* begin Material provided *

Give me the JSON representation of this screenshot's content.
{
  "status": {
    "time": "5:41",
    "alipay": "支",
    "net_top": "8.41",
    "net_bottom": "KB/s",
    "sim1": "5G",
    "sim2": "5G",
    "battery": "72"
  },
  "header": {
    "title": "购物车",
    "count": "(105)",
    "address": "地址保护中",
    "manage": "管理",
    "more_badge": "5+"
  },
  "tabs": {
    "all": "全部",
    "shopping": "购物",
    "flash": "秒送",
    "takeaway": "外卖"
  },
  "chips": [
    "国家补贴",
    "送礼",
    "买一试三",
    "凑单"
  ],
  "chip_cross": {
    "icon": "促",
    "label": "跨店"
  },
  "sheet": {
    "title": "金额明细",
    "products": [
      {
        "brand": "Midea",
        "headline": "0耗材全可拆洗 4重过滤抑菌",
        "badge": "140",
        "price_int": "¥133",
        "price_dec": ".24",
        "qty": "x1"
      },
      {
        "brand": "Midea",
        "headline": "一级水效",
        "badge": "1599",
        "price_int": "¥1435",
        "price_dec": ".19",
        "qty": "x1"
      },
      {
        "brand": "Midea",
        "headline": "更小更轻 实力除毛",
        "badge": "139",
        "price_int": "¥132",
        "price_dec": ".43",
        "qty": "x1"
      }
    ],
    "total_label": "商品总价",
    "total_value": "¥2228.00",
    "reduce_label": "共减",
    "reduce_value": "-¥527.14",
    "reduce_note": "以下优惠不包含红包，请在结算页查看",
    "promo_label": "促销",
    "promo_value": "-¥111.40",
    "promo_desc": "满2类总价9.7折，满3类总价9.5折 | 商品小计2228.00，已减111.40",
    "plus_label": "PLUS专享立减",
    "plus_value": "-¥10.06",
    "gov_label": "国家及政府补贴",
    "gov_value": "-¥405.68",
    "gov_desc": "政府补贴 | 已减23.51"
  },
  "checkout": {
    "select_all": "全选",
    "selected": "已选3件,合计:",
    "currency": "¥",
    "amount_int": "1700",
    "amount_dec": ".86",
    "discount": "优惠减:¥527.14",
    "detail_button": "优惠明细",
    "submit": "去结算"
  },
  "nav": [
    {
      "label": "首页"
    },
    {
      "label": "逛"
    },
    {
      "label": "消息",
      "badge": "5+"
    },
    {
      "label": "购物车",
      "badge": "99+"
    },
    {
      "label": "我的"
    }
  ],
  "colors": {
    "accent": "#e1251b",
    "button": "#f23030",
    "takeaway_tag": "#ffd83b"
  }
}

* end Material provided *

**Your task:**
Of the lines in the entries, how many include the word "headline"? State only the number.

**Final result:**
3